> Task to complete:
Each entry in the listing below should be restated word for word.
-------------------------
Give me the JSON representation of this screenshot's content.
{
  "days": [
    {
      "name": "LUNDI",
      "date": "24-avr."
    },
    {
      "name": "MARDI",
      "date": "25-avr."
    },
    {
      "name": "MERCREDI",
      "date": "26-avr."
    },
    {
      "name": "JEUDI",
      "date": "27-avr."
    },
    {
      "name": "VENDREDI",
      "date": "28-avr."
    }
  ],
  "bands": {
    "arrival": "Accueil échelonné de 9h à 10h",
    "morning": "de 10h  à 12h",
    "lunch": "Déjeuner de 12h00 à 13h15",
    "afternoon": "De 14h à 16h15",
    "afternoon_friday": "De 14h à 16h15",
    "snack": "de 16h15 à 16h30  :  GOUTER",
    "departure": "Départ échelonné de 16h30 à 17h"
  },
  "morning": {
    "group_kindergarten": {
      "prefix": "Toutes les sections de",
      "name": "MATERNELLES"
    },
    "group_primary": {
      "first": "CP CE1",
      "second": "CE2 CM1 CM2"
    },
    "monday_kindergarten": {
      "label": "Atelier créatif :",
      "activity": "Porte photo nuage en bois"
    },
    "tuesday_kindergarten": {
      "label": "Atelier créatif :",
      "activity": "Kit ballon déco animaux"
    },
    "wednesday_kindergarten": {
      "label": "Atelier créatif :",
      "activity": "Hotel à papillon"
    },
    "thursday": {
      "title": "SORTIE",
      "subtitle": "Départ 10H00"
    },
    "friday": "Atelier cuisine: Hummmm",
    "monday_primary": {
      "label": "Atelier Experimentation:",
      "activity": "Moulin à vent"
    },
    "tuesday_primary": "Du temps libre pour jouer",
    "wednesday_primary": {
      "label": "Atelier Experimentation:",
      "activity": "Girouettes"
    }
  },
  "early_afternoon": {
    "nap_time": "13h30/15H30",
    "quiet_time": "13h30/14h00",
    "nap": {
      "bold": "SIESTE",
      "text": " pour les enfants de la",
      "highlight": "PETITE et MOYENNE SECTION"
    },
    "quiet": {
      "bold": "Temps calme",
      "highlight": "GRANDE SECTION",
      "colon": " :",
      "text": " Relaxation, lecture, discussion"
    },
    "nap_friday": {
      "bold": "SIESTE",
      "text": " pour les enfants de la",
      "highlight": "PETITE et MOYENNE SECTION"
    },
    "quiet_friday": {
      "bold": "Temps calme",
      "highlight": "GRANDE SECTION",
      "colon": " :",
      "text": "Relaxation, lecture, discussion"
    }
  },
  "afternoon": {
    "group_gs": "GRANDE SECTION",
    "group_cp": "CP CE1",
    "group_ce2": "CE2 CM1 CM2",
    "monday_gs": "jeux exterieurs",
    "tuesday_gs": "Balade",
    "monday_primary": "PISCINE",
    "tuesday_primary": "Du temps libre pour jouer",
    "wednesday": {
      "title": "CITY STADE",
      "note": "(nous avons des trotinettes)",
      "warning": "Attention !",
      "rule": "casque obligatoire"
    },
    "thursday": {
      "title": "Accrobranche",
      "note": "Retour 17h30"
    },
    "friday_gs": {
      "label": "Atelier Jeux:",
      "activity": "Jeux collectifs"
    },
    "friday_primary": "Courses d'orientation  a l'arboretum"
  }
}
-------------------------
> Exercise solution:
Give me the JSON representation of this screenshot's content.
{
  "days": [
    {
      "name": "LUNDI",
      "date": "24-avr."
    },
    {
      "name": "MARDI",
      "date": "25-avr."
    },
    {
      "name": "MERCREDI",
      "date": "26-avr."
    },
    {
      "name": "JEUDI",
      "date": "27-avr."
    },
    {
      "name": "VENDREDI",
      "date": "28-avr."
    }
  ],
  "bands": {
    "arrival": "Accueil échelonné de 9h à 10h",
    "morning": "de 10h  à 12h",
    "lunch": "Déjeuner de 12h00 à 13h15",
    "afternoon": "De 14h à 16h15",
    "afternoon_friday": "De 14h à 16h15",
    "snack": "de 16h15 à 16h30  :  GOUTER",
    "departure": "Départ échelonné de 16h30 à 17h"
  },
  "morning": {
    "group_kindergarten": {
      "prefix": "Toutes les sections de",
      "name": "MATERNELLES"
    },
    "group_primary": {
      "first": "CP CE1",
      "second": "CE2 CM1 CM2"
    },
    "monday_kindergarten": {
      "label": "Atelier créatif :",
      "activity": "Porte photo nuage en bois"
    },
    "tuesday_kindergarten": {
      "label": "Atelier créatif :",
      "activity": "Kit ballon déco animaux"
    },
    "wednesday_kindergarten": {
      "label": "Atelier créatif :",
      "activity": "Hotel à papillon"
    },
    "thursday": {
      "title": "SORTIE",
      "subtitle": "Départ 10H00"
    },
    "friday": "Atelier cuisine: Hummmm",
    "monday_primary": {
      "label": "Atelier Experimentation:",
      "activity": "Moulin à vent"
    },
    "tuesday_primary": "Du temps libre pour jouer",
    "wednesday_primary": {
      "label": "Atelier Experimentation:",
      "activity": "Girouettes"
    }
  },
  "early_afternoon": {
    "nap_time": "13h30/15H30",
    "quiet_time": "13h30/14h00",
    "nap": {
      "bold": "SIESTE",
      "text": " pour les enfants de la",
      "highlight": "PETITE et MOYENNE SECTION"
    },
    "quiet": {
      "bold": "Temps calme",
      "highlight": "GRANDE SECTION",
      "colon": " :",
      "text": " Relaxation, lecture, discussion"
    },
    "nap_friday": {
      "bold": "SIESTE",
      "text": " pour les enfants de la",
      "highlight": "PETITE et MOYENNE SECTION"
    },
    "quiet_friday": {
      "bold": "Temps calme",
      "highlight": "GRANDE SECTION",
      "colon": " :",
      "text": "Relaxation, lecture, discussion"
    }
  },
  "afternoon": {
    "group_gs": "GRANDE SECTION",
    "group_cp": "CP CE1",
    "group_ce2": "CE2 CM1 CM2",
    "monday_gs": "jeux exterieurs",
    "tuesday_gs": "Balade",
    "monday_primary": "PISCINE",
    "tuesday_primary": "Du temps libre pour jouer",
    "wednesday": {
      "title": "CITY STADE",
      "note": "(nous avons des trotinettes)",
      "warning": "Attention !",
      "rule": "casque obligatoire"
    },
    "thursday": {
      "title": "Accrobranche",
      "note": "Retour 17h30"
    },
    "friday_gs": {
      "label": "Atelier Jeux:",
      "activity": "Jeux collectifs"
    },
    "friday_primary": "Courses d'orientation  a l'arboretum"
  }
}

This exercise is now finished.